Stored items
****
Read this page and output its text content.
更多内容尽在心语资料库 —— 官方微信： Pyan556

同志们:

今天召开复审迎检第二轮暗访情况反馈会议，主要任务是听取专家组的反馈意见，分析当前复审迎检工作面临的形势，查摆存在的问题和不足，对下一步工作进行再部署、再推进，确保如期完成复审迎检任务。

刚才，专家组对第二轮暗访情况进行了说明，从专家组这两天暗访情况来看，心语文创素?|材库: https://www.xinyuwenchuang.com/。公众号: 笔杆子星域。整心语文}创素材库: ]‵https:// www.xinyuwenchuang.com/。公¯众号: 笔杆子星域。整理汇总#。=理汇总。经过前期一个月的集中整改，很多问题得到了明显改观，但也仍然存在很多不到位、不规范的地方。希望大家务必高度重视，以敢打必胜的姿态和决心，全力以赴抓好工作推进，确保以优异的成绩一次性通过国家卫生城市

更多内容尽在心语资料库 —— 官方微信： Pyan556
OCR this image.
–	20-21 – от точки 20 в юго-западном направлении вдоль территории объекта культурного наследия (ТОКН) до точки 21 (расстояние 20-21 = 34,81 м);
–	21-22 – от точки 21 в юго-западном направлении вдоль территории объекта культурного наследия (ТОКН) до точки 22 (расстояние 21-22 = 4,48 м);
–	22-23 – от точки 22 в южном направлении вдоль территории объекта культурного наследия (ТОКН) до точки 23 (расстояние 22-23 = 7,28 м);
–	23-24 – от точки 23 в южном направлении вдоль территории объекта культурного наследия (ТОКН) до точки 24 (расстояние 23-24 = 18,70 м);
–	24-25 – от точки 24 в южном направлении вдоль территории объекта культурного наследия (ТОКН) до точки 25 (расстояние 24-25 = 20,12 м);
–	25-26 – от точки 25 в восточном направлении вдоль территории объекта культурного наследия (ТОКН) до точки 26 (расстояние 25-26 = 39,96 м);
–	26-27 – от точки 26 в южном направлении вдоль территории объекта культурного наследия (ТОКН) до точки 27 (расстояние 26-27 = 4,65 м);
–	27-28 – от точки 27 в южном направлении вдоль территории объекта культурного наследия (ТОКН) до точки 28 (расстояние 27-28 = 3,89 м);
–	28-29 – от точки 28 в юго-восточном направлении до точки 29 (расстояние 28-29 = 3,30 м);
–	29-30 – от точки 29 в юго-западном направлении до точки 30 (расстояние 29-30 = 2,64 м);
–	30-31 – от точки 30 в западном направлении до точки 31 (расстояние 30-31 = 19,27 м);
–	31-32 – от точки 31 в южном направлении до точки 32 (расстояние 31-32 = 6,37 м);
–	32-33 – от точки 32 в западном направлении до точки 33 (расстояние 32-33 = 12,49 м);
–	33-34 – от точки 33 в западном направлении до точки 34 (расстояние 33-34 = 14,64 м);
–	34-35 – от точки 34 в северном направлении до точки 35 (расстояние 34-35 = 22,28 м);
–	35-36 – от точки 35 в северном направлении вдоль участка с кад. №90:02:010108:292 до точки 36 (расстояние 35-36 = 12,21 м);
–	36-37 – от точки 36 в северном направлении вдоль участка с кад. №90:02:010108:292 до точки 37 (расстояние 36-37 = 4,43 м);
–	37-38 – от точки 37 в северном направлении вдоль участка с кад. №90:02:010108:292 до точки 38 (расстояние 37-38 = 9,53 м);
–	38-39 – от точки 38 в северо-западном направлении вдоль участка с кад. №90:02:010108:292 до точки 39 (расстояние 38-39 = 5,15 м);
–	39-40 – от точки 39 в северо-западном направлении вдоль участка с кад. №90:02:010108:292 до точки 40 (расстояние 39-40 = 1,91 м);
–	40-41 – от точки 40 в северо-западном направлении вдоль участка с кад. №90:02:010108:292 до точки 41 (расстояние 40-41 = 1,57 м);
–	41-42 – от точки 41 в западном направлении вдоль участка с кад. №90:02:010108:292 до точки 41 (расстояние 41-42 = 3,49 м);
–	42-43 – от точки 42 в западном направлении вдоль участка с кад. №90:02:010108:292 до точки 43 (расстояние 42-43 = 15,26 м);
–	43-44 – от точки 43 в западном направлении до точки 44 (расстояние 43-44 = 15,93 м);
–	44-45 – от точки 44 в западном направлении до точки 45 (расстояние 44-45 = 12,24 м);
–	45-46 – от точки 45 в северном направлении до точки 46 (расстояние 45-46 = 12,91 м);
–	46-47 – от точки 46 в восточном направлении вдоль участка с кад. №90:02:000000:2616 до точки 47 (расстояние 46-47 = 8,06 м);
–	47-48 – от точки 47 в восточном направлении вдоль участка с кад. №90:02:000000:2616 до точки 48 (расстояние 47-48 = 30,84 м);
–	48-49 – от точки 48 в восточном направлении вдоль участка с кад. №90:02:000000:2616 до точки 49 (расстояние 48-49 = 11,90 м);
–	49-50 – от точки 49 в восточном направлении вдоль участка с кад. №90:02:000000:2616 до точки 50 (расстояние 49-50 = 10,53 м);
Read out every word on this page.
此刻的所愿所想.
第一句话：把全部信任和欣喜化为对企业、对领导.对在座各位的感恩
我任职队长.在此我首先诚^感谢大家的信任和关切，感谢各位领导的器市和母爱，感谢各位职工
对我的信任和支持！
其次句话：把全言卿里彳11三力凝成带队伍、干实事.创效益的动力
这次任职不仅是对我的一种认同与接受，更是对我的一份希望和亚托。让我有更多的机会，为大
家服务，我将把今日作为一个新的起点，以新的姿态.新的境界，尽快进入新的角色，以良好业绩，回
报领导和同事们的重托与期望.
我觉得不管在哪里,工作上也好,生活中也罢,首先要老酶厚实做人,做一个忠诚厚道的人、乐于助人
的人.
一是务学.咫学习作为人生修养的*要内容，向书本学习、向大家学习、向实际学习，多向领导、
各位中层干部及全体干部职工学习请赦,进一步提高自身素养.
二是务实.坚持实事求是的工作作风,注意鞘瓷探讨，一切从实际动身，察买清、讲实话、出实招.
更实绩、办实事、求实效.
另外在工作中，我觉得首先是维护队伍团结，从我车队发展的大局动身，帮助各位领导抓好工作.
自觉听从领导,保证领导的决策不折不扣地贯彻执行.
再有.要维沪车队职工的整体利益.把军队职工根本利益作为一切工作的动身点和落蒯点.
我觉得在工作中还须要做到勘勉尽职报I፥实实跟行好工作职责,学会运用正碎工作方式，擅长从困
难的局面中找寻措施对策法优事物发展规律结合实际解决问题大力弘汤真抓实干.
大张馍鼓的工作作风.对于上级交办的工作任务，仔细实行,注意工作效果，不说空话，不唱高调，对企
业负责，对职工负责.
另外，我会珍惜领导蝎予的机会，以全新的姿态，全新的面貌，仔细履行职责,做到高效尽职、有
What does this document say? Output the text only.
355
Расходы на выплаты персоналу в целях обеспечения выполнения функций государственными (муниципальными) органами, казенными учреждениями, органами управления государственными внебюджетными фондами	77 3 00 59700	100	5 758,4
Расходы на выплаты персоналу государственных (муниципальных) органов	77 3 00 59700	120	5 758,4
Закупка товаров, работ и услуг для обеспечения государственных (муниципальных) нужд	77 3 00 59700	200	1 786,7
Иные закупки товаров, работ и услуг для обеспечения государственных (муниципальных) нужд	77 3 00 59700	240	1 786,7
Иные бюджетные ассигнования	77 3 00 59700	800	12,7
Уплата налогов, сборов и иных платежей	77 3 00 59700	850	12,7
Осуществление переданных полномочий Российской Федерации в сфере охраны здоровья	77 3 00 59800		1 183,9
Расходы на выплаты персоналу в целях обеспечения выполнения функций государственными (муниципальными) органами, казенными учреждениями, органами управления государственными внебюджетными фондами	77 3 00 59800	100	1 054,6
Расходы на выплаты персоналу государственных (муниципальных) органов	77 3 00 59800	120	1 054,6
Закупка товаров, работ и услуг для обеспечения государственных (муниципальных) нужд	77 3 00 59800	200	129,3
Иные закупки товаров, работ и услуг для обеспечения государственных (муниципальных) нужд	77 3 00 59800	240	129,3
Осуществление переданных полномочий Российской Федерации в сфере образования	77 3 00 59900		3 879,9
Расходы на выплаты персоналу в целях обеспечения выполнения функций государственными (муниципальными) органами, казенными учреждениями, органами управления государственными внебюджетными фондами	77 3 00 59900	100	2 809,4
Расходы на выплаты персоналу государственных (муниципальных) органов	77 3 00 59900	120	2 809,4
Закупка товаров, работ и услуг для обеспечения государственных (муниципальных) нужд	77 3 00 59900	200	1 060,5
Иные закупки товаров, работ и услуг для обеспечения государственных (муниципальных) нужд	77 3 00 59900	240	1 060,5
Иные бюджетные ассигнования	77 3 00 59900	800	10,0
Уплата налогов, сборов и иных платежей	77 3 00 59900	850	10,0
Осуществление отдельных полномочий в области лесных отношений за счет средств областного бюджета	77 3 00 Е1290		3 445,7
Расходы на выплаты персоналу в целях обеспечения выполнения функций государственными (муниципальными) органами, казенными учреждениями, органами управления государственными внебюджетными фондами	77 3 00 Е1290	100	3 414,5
****
- _Instructions for the task_: Find every line with the word "иных" and state how many there are, with no other words.

- _Task output_: 2